* [Written exercise]
Where a line in the listing below contains the word "Limite", copy that line.

══ Information provided ══

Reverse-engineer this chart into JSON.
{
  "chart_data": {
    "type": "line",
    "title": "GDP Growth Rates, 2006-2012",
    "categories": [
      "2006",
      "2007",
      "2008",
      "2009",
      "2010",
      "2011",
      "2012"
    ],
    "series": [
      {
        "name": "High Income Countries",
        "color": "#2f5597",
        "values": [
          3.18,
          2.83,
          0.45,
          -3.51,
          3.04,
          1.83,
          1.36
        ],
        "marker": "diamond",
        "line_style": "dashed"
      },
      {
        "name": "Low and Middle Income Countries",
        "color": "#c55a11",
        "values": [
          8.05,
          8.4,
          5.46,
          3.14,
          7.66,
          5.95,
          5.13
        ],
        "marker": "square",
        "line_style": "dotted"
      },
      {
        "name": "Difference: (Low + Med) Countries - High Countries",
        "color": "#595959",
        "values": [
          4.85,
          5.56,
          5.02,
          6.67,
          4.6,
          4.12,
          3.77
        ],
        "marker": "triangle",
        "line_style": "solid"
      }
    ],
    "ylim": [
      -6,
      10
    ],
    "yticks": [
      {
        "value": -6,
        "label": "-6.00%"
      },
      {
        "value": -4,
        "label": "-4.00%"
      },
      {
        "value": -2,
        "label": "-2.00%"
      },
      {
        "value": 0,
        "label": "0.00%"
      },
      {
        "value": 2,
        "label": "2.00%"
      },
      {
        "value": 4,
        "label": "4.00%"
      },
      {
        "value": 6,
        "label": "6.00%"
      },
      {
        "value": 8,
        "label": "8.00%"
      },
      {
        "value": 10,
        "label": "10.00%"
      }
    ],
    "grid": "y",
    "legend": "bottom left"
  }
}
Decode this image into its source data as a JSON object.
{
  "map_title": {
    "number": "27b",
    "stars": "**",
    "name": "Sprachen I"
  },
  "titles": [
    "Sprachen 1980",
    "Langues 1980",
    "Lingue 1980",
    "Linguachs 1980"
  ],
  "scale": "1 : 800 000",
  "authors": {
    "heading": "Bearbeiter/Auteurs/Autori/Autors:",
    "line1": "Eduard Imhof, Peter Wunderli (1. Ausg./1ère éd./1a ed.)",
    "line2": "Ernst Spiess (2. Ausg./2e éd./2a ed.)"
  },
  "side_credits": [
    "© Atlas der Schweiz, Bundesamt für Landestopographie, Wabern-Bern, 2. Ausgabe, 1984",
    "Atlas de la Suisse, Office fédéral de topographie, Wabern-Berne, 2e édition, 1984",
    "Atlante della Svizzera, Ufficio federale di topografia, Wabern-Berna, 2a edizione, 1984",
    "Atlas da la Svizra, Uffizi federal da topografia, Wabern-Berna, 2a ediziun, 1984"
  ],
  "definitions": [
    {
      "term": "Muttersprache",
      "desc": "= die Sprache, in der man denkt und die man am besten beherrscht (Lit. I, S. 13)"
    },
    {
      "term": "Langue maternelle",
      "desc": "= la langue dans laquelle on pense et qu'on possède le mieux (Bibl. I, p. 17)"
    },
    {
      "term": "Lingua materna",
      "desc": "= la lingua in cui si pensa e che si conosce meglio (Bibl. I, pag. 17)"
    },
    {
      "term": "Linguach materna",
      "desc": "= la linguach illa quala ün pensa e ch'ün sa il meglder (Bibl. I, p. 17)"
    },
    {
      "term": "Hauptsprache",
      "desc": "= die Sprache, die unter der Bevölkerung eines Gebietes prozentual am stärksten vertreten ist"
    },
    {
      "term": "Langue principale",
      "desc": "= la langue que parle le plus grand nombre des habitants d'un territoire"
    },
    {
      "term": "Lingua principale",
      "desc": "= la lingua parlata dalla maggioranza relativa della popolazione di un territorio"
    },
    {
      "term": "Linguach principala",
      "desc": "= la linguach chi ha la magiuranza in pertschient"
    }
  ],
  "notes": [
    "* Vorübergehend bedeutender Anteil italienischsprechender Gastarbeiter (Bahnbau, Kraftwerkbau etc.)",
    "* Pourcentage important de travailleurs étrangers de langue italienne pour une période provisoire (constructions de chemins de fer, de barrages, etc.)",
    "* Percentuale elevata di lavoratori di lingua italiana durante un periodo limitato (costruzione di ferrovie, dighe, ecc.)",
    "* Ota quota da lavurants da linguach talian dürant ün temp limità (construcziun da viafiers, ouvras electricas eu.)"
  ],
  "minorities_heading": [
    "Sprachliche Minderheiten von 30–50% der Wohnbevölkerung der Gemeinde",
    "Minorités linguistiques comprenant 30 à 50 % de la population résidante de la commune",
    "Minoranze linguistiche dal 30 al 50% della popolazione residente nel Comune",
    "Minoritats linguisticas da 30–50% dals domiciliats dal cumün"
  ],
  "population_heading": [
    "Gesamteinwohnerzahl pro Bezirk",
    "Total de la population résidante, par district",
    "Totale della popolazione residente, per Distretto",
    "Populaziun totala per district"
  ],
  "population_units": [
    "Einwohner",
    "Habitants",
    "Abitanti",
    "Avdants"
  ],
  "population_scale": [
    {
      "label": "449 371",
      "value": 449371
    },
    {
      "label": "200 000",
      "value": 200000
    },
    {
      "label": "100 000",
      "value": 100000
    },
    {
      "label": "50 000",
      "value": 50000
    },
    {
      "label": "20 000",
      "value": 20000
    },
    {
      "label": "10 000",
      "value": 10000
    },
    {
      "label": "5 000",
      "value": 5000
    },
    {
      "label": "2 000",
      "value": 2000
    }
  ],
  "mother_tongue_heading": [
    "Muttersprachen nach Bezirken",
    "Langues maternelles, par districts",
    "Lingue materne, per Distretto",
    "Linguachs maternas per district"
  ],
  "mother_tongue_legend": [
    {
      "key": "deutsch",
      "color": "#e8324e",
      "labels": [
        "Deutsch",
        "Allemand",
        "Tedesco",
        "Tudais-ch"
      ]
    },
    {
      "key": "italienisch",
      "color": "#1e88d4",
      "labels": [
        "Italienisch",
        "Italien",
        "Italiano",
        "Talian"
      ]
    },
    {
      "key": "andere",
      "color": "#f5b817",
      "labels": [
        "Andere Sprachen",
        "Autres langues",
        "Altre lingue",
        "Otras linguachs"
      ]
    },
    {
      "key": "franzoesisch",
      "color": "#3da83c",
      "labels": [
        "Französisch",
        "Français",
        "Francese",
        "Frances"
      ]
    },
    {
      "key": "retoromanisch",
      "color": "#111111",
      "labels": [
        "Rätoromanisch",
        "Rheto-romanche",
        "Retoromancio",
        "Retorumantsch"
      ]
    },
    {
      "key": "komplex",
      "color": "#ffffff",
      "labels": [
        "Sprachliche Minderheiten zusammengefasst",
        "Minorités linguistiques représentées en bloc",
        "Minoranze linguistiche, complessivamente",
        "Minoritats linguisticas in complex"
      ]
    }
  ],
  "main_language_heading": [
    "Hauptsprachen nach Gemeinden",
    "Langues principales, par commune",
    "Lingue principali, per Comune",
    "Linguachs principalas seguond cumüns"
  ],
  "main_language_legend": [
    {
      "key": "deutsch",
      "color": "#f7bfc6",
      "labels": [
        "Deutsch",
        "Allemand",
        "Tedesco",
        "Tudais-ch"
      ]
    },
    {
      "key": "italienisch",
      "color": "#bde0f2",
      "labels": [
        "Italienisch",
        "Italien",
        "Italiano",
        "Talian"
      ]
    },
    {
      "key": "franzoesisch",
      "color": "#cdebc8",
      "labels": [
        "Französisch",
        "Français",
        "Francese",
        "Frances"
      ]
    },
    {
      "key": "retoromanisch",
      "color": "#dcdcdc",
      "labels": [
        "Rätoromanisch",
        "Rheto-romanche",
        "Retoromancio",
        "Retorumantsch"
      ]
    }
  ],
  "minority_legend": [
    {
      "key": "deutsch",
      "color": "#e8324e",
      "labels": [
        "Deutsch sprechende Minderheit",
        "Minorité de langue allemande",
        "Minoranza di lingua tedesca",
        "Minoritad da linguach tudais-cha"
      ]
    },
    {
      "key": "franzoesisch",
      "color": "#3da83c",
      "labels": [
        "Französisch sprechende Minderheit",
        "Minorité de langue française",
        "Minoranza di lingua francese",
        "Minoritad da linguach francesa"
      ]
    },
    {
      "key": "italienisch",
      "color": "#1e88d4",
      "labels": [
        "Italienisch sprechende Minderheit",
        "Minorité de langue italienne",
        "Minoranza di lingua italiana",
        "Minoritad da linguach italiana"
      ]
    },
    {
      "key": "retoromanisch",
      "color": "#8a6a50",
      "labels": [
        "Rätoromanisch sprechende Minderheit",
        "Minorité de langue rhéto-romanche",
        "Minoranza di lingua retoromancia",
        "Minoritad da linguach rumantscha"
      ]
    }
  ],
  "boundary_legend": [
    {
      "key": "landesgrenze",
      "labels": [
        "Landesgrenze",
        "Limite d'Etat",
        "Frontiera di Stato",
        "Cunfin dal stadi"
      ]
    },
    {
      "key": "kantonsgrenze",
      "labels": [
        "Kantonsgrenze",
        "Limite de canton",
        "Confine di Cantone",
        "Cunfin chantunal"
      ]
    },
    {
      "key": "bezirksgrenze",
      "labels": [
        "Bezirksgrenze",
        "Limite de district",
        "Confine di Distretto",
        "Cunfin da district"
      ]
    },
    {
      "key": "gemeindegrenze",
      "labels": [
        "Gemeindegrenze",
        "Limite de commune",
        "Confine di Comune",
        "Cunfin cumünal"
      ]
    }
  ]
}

═══

* [Result of this task]
        "Limite d'Etat",
        "Limite de canton",
        "Limite de district",
        "Limite de commune",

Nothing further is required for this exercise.